GIVEN REQUEST: No images are to be carried over; print all other material exactly as it stands.

(Items from a data source)
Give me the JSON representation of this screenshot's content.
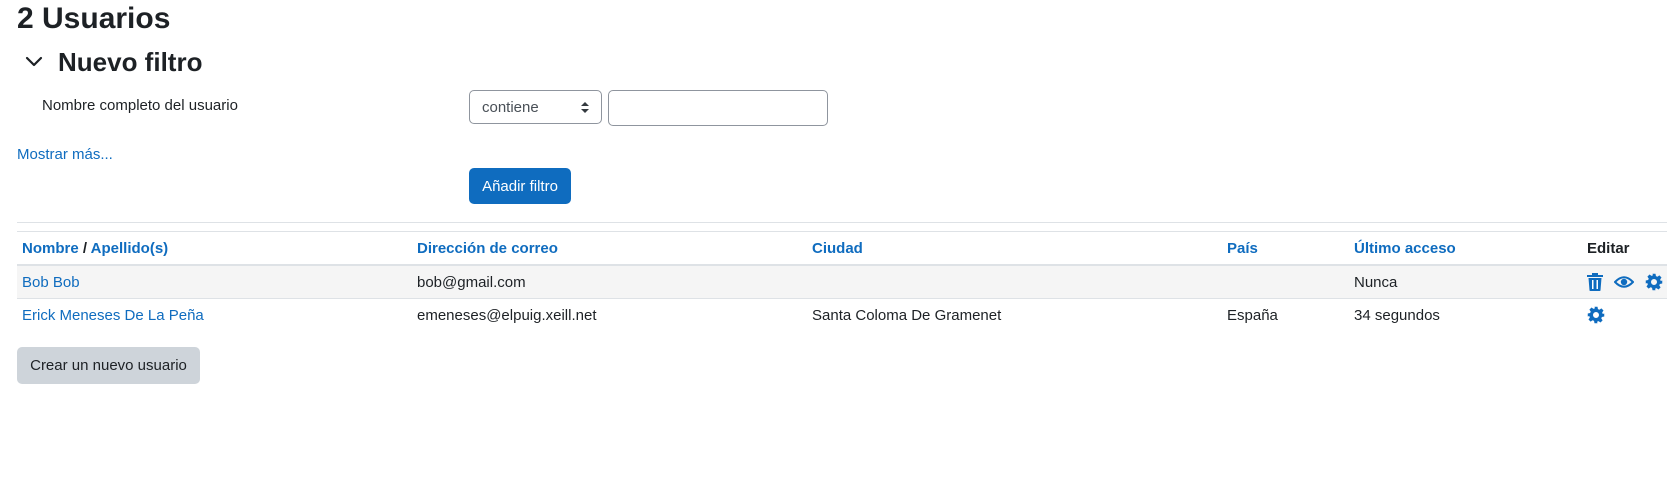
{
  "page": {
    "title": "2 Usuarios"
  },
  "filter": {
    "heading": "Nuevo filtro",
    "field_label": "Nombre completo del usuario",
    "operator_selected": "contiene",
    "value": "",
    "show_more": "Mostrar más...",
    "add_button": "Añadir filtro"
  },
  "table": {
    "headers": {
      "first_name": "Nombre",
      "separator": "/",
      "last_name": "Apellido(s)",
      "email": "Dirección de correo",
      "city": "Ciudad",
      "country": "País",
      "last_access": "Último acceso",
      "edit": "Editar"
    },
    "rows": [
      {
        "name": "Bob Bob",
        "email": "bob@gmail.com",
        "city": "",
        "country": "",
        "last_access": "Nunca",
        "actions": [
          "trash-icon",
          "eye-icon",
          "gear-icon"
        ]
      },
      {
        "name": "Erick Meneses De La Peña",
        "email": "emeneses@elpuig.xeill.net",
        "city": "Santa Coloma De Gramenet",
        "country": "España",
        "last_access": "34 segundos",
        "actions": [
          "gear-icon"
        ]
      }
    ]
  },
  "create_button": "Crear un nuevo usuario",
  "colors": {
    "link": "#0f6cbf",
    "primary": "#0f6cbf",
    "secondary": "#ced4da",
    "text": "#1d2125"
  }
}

RESPONSE:
Give me the JSON representation of this screenshot's content.
{
  "page": {
    "title": "2 Usuarios"
  },
  "filter": {
    "heading": "Nuevo filtro",
    "field_label": "Nombre completo del usuario",
    "operator_selected": "contiene",
    "value": "",
    "show_more": "Mostrar más...",
    "add_button": "Añadir filtro"
  },
  "table": {
    "headers": {
      "first_name": "Nombre",
      "separator": "/",
      "last_name": "Apellido(s)",
      "email": "Dirección de correo",
      "city": "Ciudad",
      "country": "País",
      "last_access": "Último acceso",
      "edit": "Editar"
    },
    "rows": [
      {
        "name": "Bob Bob",
        "email": "bob@gmail.com",
        "city": "",
        "country": "",
        "last_access": "Nunca",
        "actions": [
          "trash-icon",
          "eye-icon",
          "gear-icon"
        ]
      },
      {
        "name": "Erick Meneses De La Peña",
        "email": "emeneses@elpuig.xeill.net",
        "city": "Santa Coloma De Gramenet",
        "country": "España",
        "last_access": "34 segundos",
        "actions": [
          "gear-icon"
        ]
      }
    ]
  },
  "create_button": "Crear un nuevo usuario",
  "colors": {
    "link": "#0f6cbf",
    "primary": "#0f6cbf",
    "secondary": "#ced4da",
    "text": "#1d2125"
  }
}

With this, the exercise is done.